[Dataset items]

------

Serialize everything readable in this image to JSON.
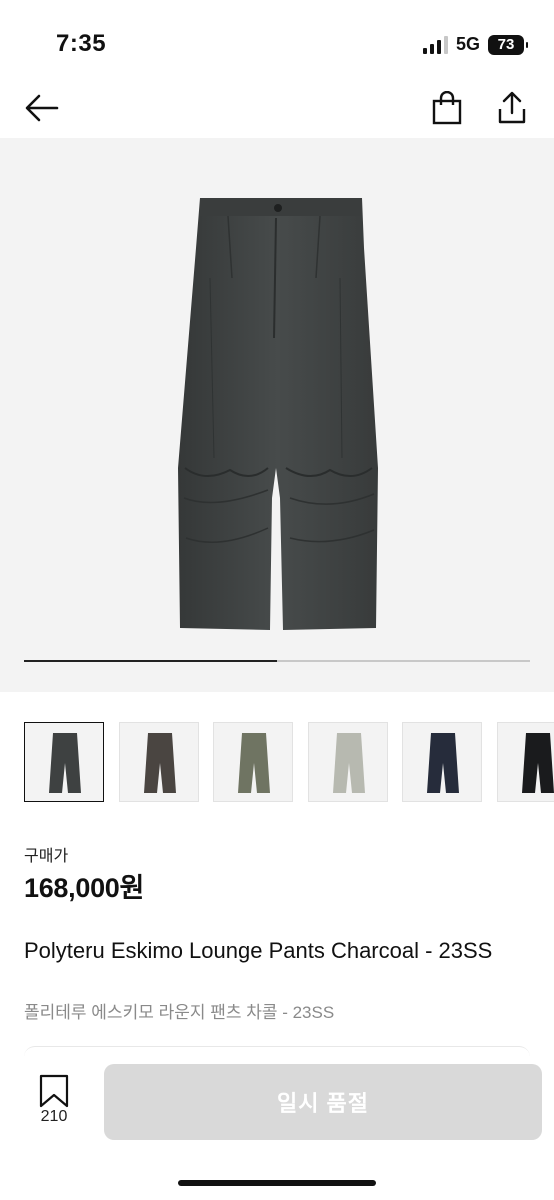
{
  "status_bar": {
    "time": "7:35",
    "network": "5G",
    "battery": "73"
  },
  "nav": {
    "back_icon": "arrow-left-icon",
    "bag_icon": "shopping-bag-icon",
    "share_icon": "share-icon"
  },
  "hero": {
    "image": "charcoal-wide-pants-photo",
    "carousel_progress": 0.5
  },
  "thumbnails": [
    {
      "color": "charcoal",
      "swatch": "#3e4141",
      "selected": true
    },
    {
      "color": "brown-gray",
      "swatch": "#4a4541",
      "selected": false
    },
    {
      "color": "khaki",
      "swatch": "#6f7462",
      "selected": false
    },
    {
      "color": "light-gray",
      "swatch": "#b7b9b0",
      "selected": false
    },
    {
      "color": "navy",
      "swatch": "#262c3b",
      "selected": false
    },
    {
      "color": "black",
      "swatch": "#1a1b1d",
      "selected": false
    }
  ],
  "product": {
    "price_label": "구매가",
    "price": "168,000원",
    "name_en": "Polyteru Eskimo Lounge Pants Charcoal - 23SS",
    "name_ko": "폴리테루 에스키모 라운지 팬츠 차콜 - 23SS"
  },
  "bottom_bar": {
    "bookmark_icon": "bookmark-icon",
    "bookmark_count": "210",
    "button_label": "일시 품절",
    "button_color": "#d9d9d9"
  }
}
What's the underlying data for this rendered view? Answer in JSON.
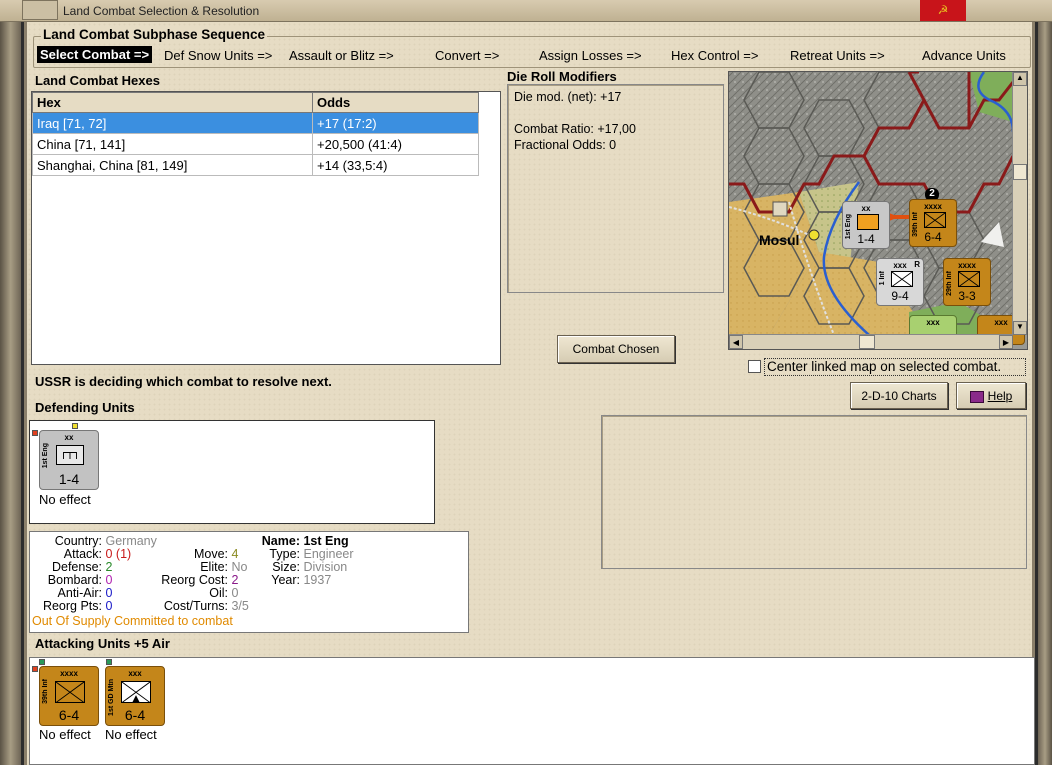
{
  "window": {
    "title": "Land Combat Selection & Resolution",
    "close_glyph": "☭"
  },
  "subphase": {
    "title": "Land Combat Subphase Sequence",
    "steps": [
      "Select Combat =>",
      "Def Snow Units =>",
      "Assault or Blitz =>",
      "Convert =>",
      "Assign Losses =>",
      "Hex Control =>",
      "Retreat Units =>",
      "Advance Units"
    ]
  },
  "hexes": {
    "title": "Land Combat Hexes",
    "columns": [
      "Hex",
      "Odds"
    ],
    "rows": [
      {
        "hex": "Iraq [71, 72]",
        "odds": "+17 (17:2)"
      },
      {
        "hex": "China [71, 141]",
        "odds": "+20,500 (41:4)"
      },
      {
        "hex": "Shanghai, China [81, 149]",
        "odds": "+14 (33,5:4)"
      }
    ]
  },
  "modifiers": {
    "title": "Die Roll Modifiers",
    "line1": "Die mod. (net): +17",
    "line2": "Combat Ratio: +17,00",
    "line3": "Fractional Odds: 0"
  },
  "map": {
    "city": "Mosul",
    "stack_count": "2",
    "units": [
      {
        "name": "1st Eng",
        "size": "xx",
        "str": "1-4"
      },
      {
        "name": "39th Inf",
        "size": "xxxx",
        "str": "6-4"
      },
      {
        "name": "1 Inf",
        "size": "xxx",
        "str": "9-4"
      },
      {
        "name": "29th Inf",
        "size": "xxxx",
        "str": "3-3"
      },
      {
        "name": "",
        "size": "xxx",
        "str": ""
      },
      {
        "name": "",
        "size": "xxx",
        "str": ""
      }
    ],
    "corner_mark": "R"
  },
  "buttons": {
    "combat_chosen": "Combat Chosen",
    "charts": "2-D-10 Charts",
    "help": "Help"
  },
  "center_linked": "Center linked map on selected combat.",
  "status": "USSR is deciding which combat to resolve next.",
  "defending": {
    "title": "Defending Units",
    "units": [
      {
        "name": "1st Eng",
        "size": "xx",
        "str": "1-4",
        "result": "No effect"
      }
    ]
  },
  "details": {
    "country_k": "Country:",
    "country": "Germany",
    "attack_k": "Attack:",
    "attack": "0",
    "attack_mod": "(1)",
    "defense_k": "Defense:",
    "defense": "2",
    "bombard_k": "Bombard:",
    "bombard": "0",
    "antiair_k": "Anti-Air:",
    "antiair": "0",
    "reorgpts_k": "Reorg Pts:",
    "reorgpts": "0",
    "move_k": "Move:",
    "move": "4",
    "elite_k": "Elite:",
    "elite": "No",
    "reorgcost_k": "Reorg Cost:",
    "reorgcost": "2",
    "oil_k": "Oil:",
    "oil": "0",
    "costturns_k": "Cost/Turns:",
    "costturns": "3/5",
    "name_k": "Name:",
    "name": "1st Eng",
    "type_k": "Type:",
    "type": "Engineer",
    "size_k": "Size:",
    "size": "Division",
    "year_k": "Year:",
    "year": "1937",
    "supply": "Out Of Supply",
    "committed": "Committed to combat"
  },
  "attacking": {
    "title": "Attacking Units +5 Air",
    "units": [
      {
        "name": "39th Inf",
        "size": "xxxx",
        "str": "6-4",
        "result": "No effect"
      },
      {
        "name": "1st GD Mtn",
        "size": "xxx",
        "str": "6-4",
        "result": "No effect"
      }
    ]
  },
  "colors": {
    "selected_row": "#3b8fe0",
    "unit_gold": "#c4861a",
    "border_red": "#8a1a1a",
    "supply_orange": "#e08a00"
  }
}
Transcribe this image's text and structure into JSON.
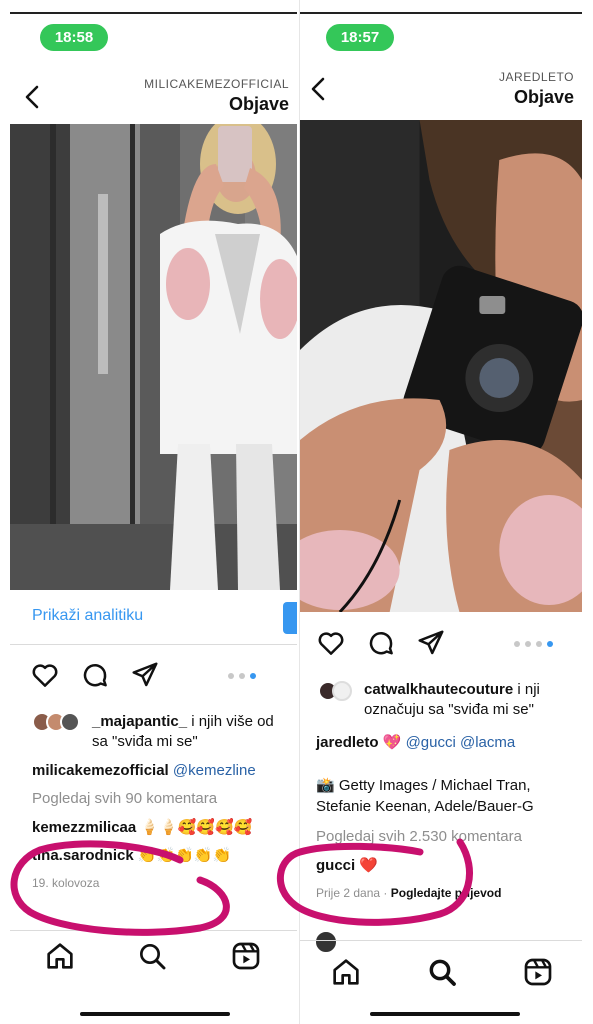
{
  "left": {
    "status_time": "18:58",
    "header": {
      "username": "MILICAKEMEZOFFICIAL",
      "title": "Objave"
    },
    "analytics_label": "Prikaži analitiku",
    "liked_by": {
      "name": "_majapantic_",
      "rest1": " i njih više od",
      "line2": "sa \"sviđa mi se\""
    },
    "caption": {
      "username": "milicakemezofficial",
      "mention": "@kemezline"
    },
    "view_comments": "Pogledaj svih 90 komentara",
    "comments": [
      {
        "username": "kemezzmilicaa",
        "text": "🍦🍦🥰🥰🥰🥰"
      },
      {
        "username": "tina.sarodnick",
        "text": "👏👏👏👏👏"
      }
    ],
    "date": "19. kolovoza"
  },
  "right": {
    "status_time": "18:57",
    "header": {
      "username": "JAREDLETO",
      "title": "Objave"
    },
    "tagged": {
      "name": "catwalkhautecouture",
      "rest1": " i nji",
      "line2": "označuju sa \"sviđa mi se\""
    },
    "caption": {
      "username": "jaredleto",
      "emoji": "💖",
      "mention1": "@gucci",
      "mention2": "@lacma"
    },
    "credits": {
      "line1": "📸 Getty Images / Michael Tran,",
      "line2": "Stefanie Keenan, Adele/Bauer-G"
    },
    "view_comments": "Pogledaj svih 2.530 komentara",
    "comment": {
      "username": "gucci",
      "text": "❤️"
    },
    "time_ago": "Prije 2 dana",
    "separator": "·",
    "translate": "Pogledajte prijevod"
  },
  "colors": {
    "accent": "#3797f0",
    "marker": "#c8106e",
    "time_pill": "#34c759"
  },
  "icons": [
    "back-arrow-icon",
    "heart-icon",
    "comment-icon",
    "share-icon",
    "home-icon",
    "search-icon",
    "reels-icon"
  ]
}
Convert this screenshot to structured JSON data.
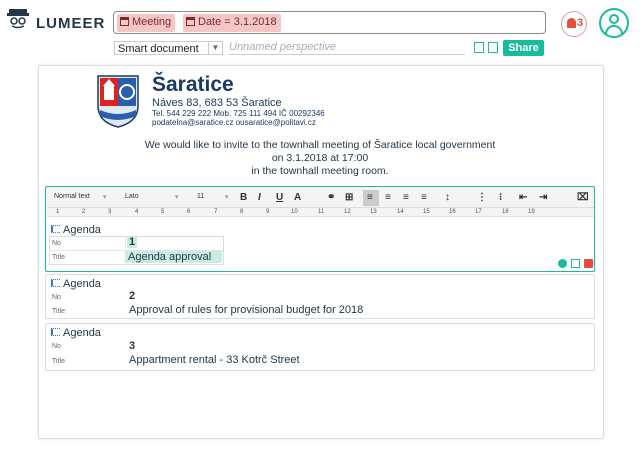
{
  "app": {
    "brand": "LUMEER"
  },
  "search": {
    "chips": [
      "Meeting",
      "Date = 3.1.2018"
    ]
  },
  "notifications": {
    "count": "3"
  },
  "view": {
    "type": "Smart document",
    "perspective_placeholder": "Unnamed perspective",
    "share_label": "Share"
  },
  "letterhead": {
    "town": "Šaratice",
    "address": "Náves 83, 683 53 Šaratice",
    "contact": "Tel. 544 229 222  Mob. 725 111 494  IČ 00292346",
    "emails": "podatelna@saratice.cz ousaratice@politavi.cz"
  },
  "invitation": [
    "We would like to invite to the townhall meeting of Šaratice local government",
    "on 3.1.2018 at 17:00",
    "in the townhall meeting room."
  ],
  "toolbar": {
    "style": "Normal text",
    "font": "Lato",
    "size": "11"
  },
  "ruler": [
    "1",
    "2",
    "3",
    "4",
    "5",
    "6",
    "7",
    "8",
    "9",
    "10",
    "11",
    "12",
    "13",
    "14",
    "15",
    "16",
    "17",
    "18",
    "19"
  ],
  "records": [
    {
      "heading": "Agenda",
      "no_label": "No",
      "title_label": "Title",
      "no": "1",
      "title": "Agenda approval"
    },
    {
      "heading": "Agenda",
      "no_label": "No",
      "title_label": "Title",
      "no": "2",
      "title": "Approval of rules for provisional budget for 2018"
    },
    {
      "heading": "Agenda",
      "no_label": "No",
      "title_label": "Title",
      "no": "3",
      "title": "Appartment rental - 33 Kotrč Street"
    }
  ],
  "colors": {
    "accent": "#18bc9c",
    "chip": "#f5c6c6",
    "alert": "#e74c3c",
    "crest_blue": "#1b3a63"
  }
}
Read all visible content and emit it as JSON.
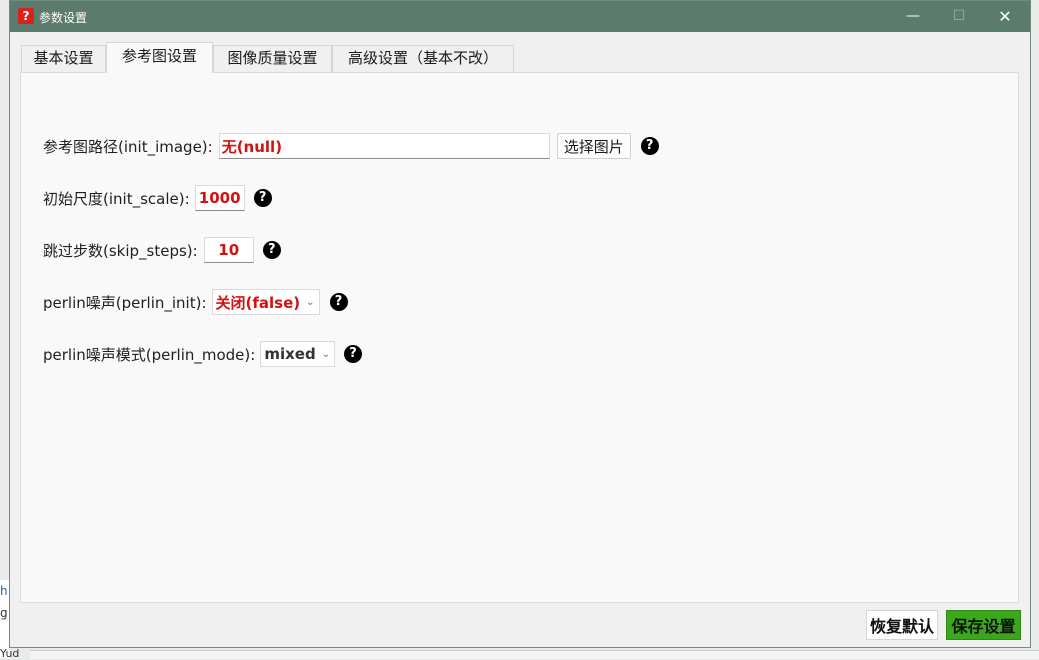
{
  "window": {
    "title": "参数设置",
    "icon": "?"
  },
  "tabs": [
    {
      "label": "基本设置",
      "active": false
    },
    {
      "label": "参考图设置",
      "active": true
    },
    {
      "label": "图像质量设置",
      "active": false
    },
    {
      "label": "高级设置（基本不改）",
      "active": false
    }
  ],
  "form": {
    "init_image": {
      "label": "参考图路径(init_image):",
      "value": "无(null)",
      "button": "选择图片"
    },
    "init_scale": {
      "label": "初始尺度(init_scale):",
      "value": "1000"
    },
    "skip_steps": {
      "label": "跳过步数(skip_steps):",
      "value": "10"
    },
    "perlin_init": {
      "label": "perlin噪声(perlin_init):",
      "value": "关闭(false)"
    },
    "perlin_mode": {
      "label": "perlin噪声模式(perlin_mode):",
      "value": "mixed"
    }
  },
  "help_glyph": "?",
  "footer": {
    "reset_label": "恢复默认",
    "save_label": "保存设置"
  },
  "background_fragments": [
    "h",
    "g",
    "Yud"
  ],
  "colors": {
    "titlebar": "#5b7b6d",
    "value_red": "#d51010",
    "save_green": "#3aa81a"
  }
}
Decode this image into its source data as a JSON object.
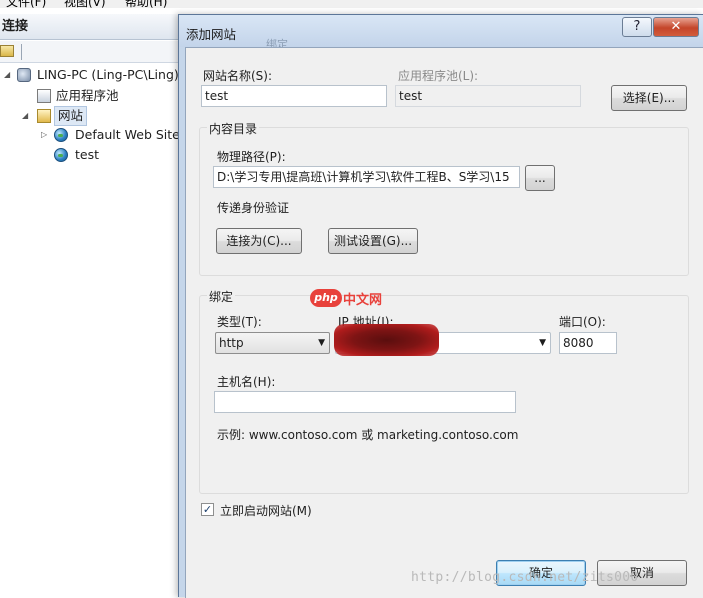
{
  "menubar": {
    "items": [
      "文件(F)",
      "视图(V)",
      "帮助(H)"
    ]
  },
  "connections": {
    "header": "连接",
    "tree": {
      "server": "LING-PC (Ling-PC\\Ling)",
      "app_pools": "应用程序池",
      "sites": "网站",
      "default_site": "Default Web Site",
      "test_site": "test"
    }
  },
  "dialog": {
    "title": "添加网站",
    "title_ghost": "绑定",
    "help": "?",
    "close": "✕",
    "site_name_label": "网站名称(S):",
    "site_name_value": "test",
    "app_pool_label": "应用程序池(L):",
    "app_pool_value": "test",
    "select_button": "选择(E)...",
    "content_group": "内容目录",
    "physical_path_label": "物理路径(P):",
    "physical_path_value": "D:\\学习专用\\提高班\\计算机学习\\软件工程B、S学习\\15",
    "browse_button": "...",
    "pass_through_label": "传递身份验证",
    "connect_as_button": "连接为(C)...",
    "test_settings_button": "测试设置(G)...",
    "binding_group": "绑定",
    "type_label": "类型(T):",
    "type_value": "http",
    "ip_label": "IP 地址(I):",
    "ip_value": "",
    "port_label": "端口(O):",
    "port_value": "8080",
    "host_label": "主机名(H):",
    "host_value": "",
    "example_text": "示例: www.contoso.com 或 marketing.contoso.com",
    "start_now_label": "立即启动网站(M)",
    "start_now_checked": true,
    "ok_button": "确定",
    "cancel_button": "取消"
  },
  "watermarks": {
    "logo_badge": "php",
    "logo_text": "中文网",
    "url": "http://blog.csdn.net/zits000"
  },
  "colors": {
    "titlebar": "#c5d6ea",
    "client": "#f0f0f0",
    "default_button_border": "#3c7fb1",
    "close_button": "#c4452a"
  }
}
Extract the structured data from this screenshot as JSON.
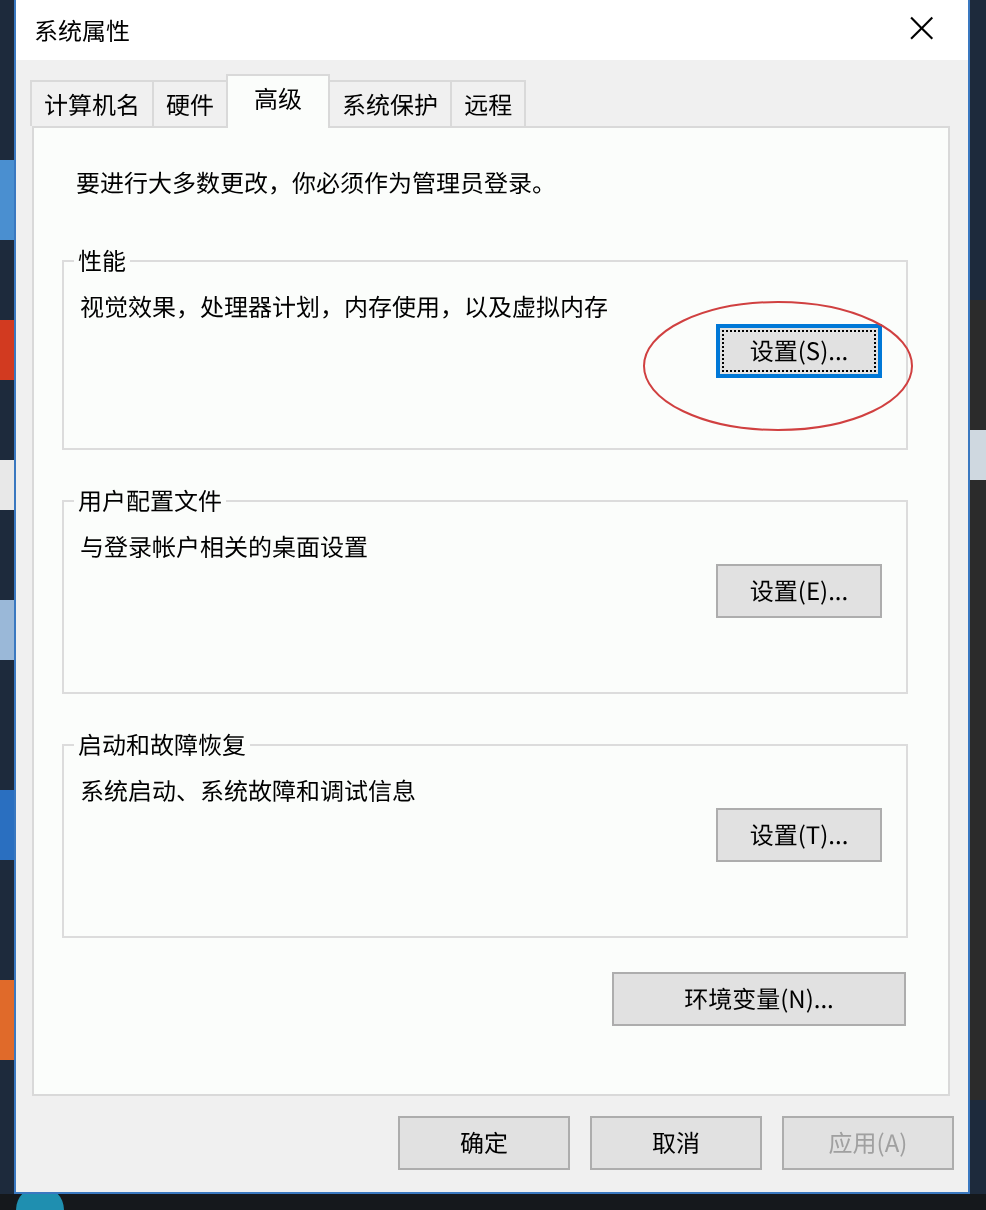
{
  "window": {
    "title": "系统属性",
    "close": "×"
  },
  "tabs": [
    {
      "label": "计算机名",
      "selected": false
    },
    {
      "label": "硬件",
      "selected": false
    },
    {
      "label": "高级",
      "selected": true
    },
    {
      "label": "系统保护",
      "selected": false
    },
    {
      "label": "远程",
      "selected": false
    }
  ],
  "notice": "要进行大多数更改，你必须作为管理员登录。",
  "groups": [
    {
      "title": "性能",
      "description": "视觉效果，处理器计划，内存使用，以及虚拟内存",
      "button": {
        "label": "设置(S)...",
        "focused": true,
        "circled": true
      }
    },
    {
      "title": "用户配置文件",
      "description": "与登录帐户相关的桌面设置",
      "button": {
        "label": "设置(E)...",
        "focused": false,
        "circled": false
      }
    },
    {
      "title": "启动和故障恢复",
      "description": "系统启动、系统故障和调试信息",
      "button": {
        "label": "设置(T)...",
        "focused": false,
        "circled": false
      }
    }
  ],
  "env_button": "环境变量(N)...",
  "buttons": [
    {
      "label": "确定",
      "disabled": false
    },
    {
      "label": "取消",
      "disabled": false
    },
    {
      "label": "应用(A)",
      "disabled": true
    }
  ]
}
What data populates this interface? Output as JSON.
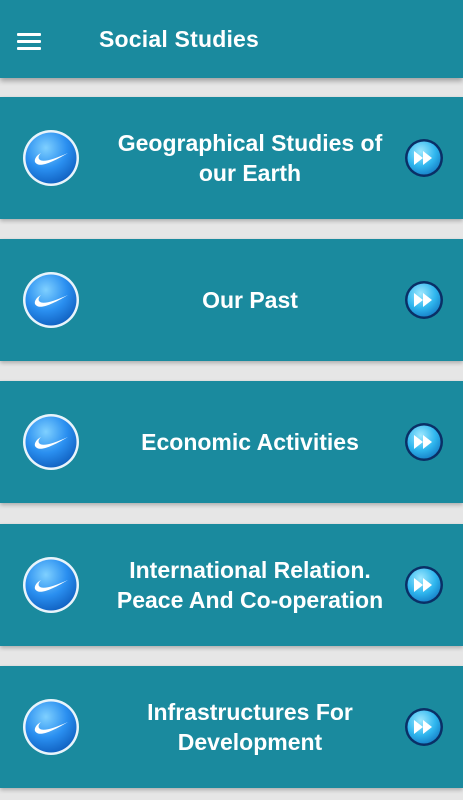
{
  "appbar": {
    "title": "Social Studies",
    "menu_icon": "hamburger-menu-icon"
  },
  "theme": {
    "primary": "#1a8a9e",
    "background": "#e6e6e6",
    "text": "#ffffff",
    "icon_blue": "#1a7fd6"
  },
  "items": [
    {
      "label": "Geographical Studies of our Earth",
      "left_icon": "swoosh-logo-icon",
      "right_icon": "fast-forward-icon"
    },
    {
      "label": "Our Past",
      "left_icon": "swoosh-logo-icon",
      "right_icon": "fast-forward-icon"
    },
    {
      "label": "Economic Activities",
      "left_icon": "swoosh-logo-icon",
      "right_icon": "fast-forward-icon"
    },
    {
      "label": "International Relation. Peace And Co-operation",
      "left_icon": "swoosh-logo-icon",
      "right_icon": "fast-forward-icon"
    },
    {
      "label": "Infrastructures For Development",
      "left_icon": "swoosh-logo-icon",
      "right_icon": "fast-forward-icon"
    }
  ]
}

------

◆ What the task asks ◆
Go through the entries above and copy every line containing "arrow".

◆ Written answer ◆
    "back_icon": "arrow-left-icon",
    "back-arrow-icon",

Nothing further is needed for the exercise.